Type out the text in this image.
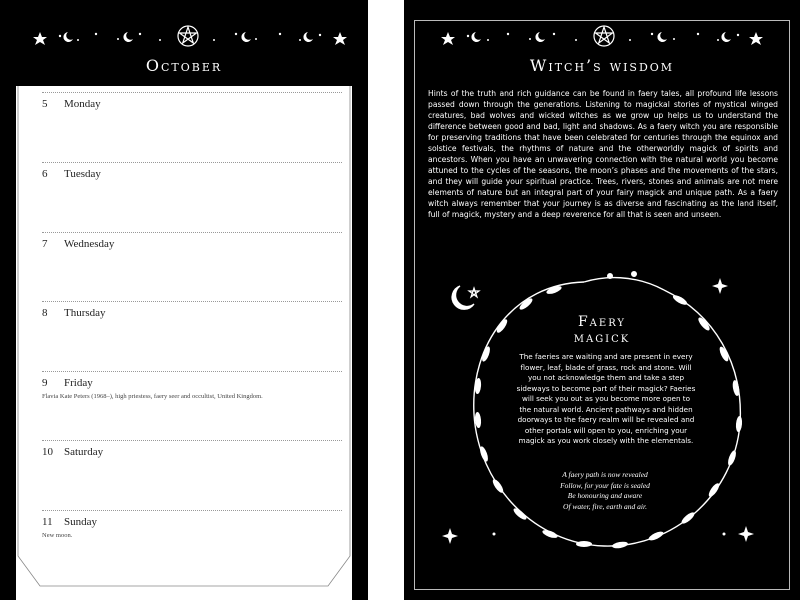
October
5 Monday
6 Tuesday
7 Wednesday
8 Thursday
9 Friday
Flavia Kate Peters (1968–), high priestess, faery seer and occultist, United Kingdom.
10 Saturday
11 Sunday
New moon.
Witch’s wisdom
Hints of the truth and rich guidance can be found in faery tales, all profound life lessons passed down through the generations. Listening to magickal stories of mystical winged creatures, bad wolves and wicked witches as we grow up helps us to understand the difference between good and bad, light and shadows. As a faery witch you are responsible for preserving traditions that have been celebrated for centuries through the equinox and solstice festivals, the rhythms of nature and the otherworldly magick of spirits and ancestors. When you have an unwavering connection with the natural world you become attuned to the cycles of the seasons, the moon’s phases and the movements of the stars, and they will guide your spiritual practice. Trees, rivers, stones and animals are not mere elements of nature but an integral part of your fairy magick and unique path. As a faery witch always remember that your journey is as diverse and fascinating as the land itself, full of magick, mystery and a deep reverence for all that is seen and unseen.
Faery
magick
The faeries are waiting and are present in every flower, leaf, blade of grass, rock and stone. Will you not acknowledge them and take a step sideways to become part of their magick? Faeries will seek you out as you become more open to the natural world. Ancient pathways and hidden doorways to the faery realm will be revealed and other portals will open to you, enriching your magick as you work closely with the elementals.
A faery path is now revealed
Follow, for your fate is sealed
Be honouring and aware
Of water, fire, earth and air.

•••

Transcribe the records above verbatim. Do not carry over any picture.

▸ **THE SOLUTION**:
Type out the text in this image.
October
5 Monday
6 Tuesday
7 Wednesday
8 Thursday
9 Friday
Flavia Kate Peters (1968–), high priestess, faery seer and occultist, United Kingdom.
10 Saturday
11 Sunday
New moon.
Witch’s wisdom
Hints of the truth and rich guidance can be found in faery tales, all profound life lessons passed down through the generations. Listening to magickal stories of mystical winged creatures, bad wolves and wicked witches as we grow up helps us to understand the difference between good and bad, light and shadows. As a faery witch you are responsible for preserving traditions that have been celebrated for centuries through the equinox and solstice festivals, the rhythms of nature and the otherworldly magick of spirits and ancestors. When you have an unwavering connection with the natural world you become attuned to the cycles of the seasons, the moon’s phases and the movements of the stars, and they will guide your spiritual practice. Trees, rivers, stones and animals are not mere elements of nature but an integral part of your fairy magick and unique path. As a faery witch always remember that your journey is as diverse and fascinating as the land itself, full of magick, mystery and a deep reverence for all that is seen and unseen.
Faery
magick
The faeries are waiting and are present in every flower, leaf, blade of grass, rock and stone. Will you not acknowledge them and take a step sideways to become part of their magick? Faeries will seek you out as you become more open to the natural world. Ancient pathways and hidden doorways to the faery realm will be revealed and other portals will open to you, enriching your magick as you work closely with the elementals.
A faery path is now revealed
Follow, for your fate is sealed
Be honouring and aware
Of water, fire, earth and air.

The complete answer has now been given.